[Records for the task]
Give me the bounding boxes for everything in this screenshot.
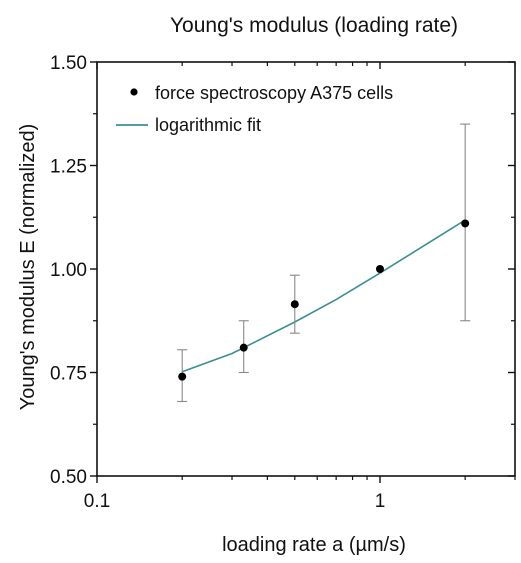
legend: force spectroscopy A375 cells logarithmic…: [116, 83, 393, 135]
legend-label-fit: logarithmic fit: [155, 115, 261, 135]
y-tick-label: 1.00: [50, 260, 87, 281]
y-tick-label: 0.75: [50, 364, 87, 385]
fit-line: [181, 219, 466, 373]
x-axis-label: loading rate a (µm/s): [222, 534, 406, 556]
legend-marker-points: [130, 88, 138, 96]
data-point: [375, 265, 384, 273]
chart-title: Young's modulus (loading rate): [170, 14, 458, 37]
plot-area: 0.50 0.75 1.00 1.25 1.50 0.1 1: [50, 53, 516, 512]
data-point: [461, 219, 470, 228]
y-tick-label: 0.50: [50, 467, 87, 488]
x-tick-label: 1: [375, 491, 386, 512]
y-tick-label: 1.25: [50, 157, 87, 178]
data-point: [178, 372, 187, 381]
data-point: [290, 300, 299, 309]
data-point: [239, 343, 248, 352]
legend-label-points: force spectroscopy A375 cells: [155, 83, 393, 103]
x-tick-label: 0.1: [84, 491, 110, 512]
y-axis-label: Young's modulus E (normalized): [17, 124, 39, 411]
y-tick-label: 1.50: [50, 53, 87, 74]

[Problem description]
Every line of the entries above that holds "data" should be copied out.

[Exercise output]
data-point: [375, 265, 384, 273]
data-point: [461, 219, 470, 228]
data-point: [178, 372, 187, 381]
data-point: [290, 300, 299, 309]
data-point: [239, 343, 248, 352]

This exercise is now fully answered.